- EXERCISE: Return only the number of lines that hold "arrow".

(Items listed in a dataset)
-*-*-

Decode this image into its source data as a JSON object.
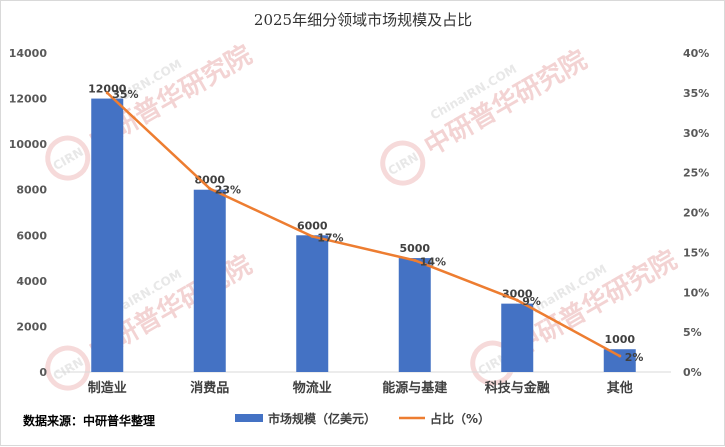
{
  "chart_data": {
    "type": "bar",
    "title": "2025年细分领域市场规模及占比",
    "categories": [
      "制造业",
      "消费品",
      "物流业",
      "能源与基建",
      "科技与金融",
      "其他"
    ],
    "series": [
      {
        "name": "市场规模（亿美元）",
        "type": "bar",
        "axis": "left",
        "values": [
          12000,
          8000,
          6000,
          5000,
          3000,
          1000
        ],
        "labels": [
          "12000",
          "8000",
          "6000",
          "5000",
          "3000",
          "1000"
        ],
        "color": "#4472c4"
      },
      {
        "name": "占比（%）",
        "type": "line",
        "axis": "right",
        "values": [
          35,
          23,
          17,
          14,
          9,
          2
        ],
        "labels": [
          "35%",
          "23%",
          "17%",
          "14%",
          "9%",
          "2%"
        ],
        "color": "#ed7d31"
      }
    ],
    "ylim": [
      0,
      14000
    ],
    "y_ticks": [
      "0",
      "2000",
      "4000",
      "6000",
      "8000",
      "10000",
      "12000",
      "14000"
    ],
    "y2lim": [
      0,
      40
    ],
    "y2_ticks": [
      "0%",
      "5%",
      "10%",
      "15%",
      "20%",
      "25%",
      "30%",
      "35%",
      "40%"
    ],
    "grid": false,
    "legend_position": "bottom"
  },
  "source_note": "数据来源：中研普华整理",
  "watermark": {
    "text": "中研普华研究院",
    "sub": "ChinaIRN.COM",
    "logo": "CIRN"
  }
}
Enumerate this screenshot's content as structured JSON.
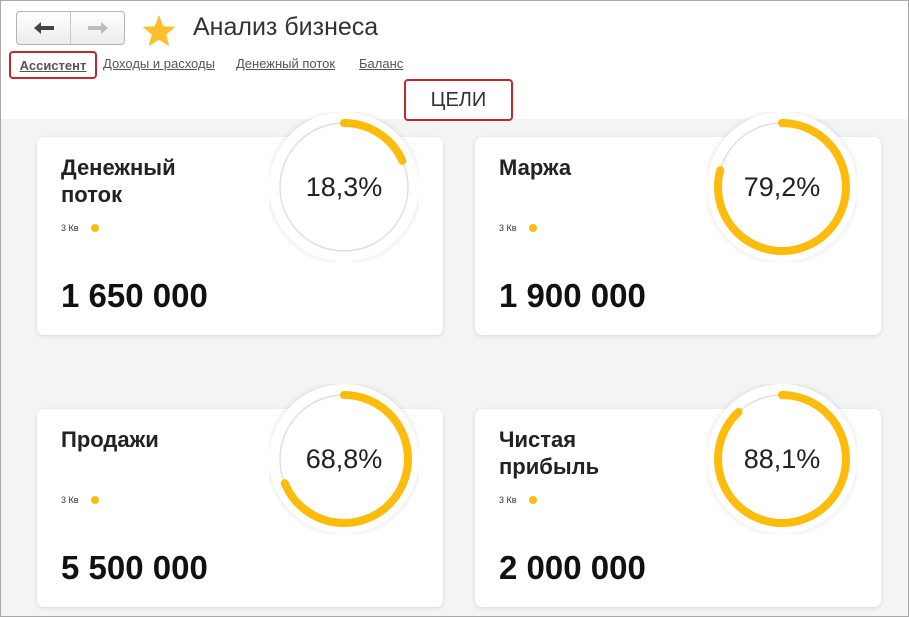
{
  "app": {
    "title": "Анализ бизнеса"
  },
  "nav": {
    "back_icon": "arrow-left-icon",
    "forward_icon": "arrow-right-icon",
    "favorite_icon": "star-icon",
    "star_color": "#fdbf2d"
  },
  "tabs": [
    {
      "label": "Ассистент",
      "active": true
    },
    {
      "label": "Доходы и расходы",
      "active": false
    },
    {
      "label": "Денежный поток",
      "active": false
    },
    {
      "label": "Баланс",
      "active": false
    }
  ],
  "section_title": "ЦЕЛИ",
  "colors": {
    "accent": "#fdbb0c",
    "highlight_border": "#c0282e",
    "track": "#e0e0e0"
  },
  "cards": [
    {
      "title": "Денежный поток",
      "period": "3 Кв",
      "value": "1 650 000",
      "percent_label": "18,3%",
      "progress": 0.183
    },
    {
      "title": "Маржа",
      "period": "3 Кв",
      "value": "1 900 000",
      "percent_label": "79,2%",
      "progress": 0.792
    },
    {
      "title": "Продажи",
      "period": "3 Кв",
      "value": "5 500 000",
      "percent_label": "68,8%",
      "progress": 0.688
    },
    {
      "title": "Чистая прибыль",
      "period": "3 Кв",
      "value": "2 000 000",
      "percent_label": "88,1%",
      "progress": 0.881
    }
  ]
}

-*-*-

- TASK OUTPUT: 2